WHAT IS ASKED
Quote every line of the data below as it stands, omitting pictures.

MATERIALS PROVIDED

- - -

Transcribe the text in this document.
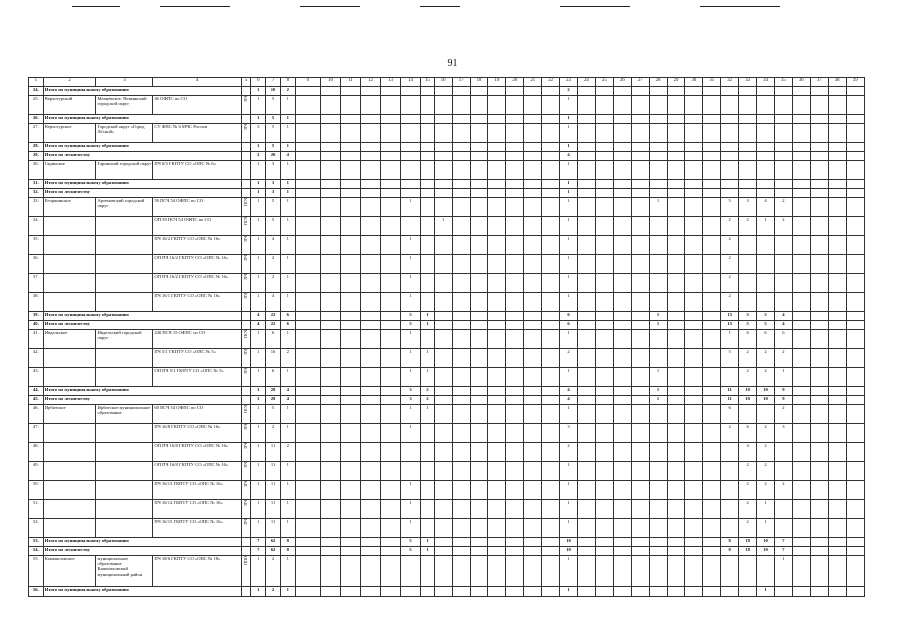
91
1	2	3	4	5	6	7	8	9	10	11	12	13	14	15	16	17	18	19	20	21	22	23	24	25	26	27	28	29	30	31	32	33	34	35	36	37	38	39
24.	Итого по муниципальному образованию				1	10	2															2																
25.	Верхотурский	Махнёвское, Невьянский городской округ	46 ОФПС по СО	ПЧ	1	5	1															1																
26.	Итого по муниципальному образованию				1	5	1															1																
27.	Верхотурское	Городской округ «Город Лесной»	СУ ФПС № 6 МЧС России	ПЧ	3	5	1															1																
28.	Итого по муниципальному образованию				1	5	1															1																
29.	Итого по лесничеству				2	20	4															4																
30.	Гаринское	Гаринский городской округ	ПЧ 6/3 ГКПТУ СО «ОПС № 6»		1	3	1															1																
31.	Итого по муниципальному образованию				1	3	1															1																
32.	Итого по лесничеству				1	3	1															1																
33.	Егоршинское	Артемовский городской округ	59 ПСЧ 54 ОФПС по СО	ПСЧ	1	5	1						1									1					1				5	3	4	2				
34.			ОП 59 ПСЧ 54 ОФПС по СО	ПСЧ	1	5	1								1							1									2	2	1	2				
35.			ПЧ 16/2 ГКПТУ СО «ОПС № 16»	ПЧ	1	4	1						1									1									2							
36.			ОП ПЧ 16/2 ГКПТУ СО «ОПС № 16»	ПЧ	1	2	1						1									1									2							
37.			ОП ПЧ 16/2 ГКПТУ СО «ОПС № 16»	ПЧ	1	2	1						1									1									2							
38.			ПЧ 16/1 ГКПТУ СО «ОПС № 16»	ПЧ	1	4	1						1									1									2							
39.	Итого по муниципальному образованию				4	22	6						5	1								6					1				15	5	5	4				
40.	Итого по лесничеству				4	22	6						5	1								6					1				15	5	5	4				
41.	Ивдельское	Ивдельский городской округ	240 ПСЧ 15 ОФПС по СО	ПСЧ	1	6	1						1									1									1	6	6	6				
42.			ПЧ 5/1 ГКПТУ СО «ОПС № 5»	ПЧ	1	16	2						1	1								2									5	2	2	2				
43.			ОП ПЧ 5/1 ГКПТУ СО «ОПС № 5»	ПЧ	1	6	1						1	1								1					1					2	2	1				
44.	Итого по муниципальному образованию				3	28	4						3	2								4					1				11	10	10	9				
45.	Итого по лесничеству				3	28	4						3	2								4					1				11	10	10	9				
46.	Ирбитское	Ирбитское муниципальное образование	60 ПСЧ 54 ОФПС по СО	ПСЧ	1	5	1						1	1								1									6			2				
47.			ПЧ 16/8 ГКПТУ СО «ОПС № 16»	ПЧ	1	2	1						1									3									2	6	2	3				
48.			ОП ПЧ 16/8 ГКПТУ СО «ОПС № 16»	ПЧ	1	11	2															2										4	2					
49.			ОП ПЧ 16/8 ГКПТУ СО «ОПС № 16»	ПЧ	1	11	1															1										2	2					
50.			ПЧ 16/13 ГКПТУ СО «ОПС № 16»	ПЧ	1	11	1						1									1										2	2	2				
51.			ПЧ 16/14 ГКПТУ СО «ОПС № 16»	ПЧ	1	11	1						1									1										2	1					
52.			ПЧ 16/15 ГКПТУ СО «ОПС № 16»	ПЧ	1	11	1						1									1										2	1					
53.	Итого по муниципальному образованию				7	62	8						5	1								10									8	18	10	7				
54.	Итого по лесничеству				7	62	8						5	1								10									8	18	10	7				
55.	Камышловское	муниципальное образование Камышловский муниципальный район	ПЧ 18/6 ГКПТУ СО «ОПС № 18»	ППО	1	2	1															1												1				
56.	Итого по муниципальному образованию				1	2	1															1											1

- - -

TASK RESULT
Transcribe the text in this document.
91
1	2	3	4	5	6	7	8	9	10	11	12	13	14	15	16	17	18	19	20	21	22	23	24	25	26	27	28	29	30	31	32	33	34	35	36	37	38	39
24.	Итого по муниципальному образованию				1	10	2															2																
25.	Верхотурский	Махнёвское, Невьянский городской округ	46 ОФПС по СО	ПЧ	1	5	1															1																
26.	Итого по муниципальному образованию				1	5	1															1																
27.	Верхотурское	Городской округ «Город Лесной»	СУ ФПС № 6 МЧС России	ПЧ	3	5	1															1																
28.	Итого по муниципальному образованию				1	5	1															1																
29.	Итого по лесничеству				2	20	4															4																
30.	Гаринское	Гаринский городской округ	ПЧ 6/3 ГКПТУ СО «ОПС № 6»		1	3	1															1																
31.	Итого по муниципальному образованию				1	3	1															1																
32.	Итого по лесничеству				1	3	1															1																
33.	Егоршинское	Артемовский городской округ	59 ПСЧ 54 ОФПС по СО	ПСЧ	1	5	1						1									1					1				5	3	4	2				
34.			ОП 59 ПСЧ 54 ОФПС по СО	ПСЧ	1	5	1								1							1									2	2	1	2				
35.			ПЧ 16/2 ГКПТУ СО «ОПС № 16»	ПЧ	1	4	1						1									1									2							
36.			ОП ПЧ 16/2 ГКПТУ СО «ОПС № 16»	ПЧ	1	2	1						1									1									2							
37.			ОП ПЧ 16/2 ГКПТУ СО «ОПС № 16»	ПЧ	1	2	1						1									1									2							
38.			ПЧ 16/1 ГКПТУ СО «ОПС № 16»	ПЧ	1	4	1						1									1									2							
39.	Итого по муниципальному образованию				4	22	6						5	1								6					1				15	5	5	4				
40.	Итого по лесничеству				4	22	6						5	1								6					1				15	5	5	4				
41.	Ивдельское	Ивдельский городской округ	240 ПСЧ 15 ОФПС по СО	ПСЧ	1	6	1						1									1									1	6	6	6				
42.			ПЧ 5/1 ГКПТУ СО «ОПС № 5»	ПЧ	1	16	2						1	1								2									5	2	2	2				
43.			ОП ПЧ 5/1 ГКПТУ СО «ОПС № 5»	ПЧ	1	6	1						1	1								1					1					2	2	1				
44.	Итого по муниципальному образованию				3	28	4						3	2								4					1				11	10	10	9				
45.	Итого по лесничеству				3	28	4						3	2								4					1				11	10	10	9				
46.	Ирбитское	Ирбитское муниципальное образование	60 ПСЧ 54 ОФПС по СО	ПСЧ	1	5	1						1	1								1									6			2				
47.			ПЧ 16/8 ГКПТУ СО «ОПС № 16»	ПЧ	1	2	1						1									3									2	6	2	3				
48.			ОП ПЧ 16/8 ГКПТУ СО «ОПС № 16»	ПЧ	1	11	2															2										4	2					
49.			ОП ПЧ 16/8 ГКПТУ СО «ОПС № 16»	ПЧ	1	11	1															1										2	2					
50.			ПЧ 16/13 ГКПТУ СО «ОПС № 16»	ПЧ	1	11	1						1									1										2	2	2				
51.			ПЧ 16/14 ГКПТУ СО «ОПС № 16»	ПЧ	1	11	1						1									1										2	1					
52.			ПЧ 16/15 ГКПТУ СО «ОПС № 16»	ПЧ	1	11	1						1									1										2	1					
53.	Итого по муниципальному образованию				7	62	8						5	1								10									8	18	10	7				
54.	Итого по лесничеству				7	62	8						5	1								10									8	18	10	7				
55.	Камышловское	муниципальное образование Камышловский муниципальный район	ПЧ 18/6 ГКПТУ СО «ОПС № 18»	ППО	1	2	1															1												1				
56.	Итого по муниципальному образованию				1	2	1															1											1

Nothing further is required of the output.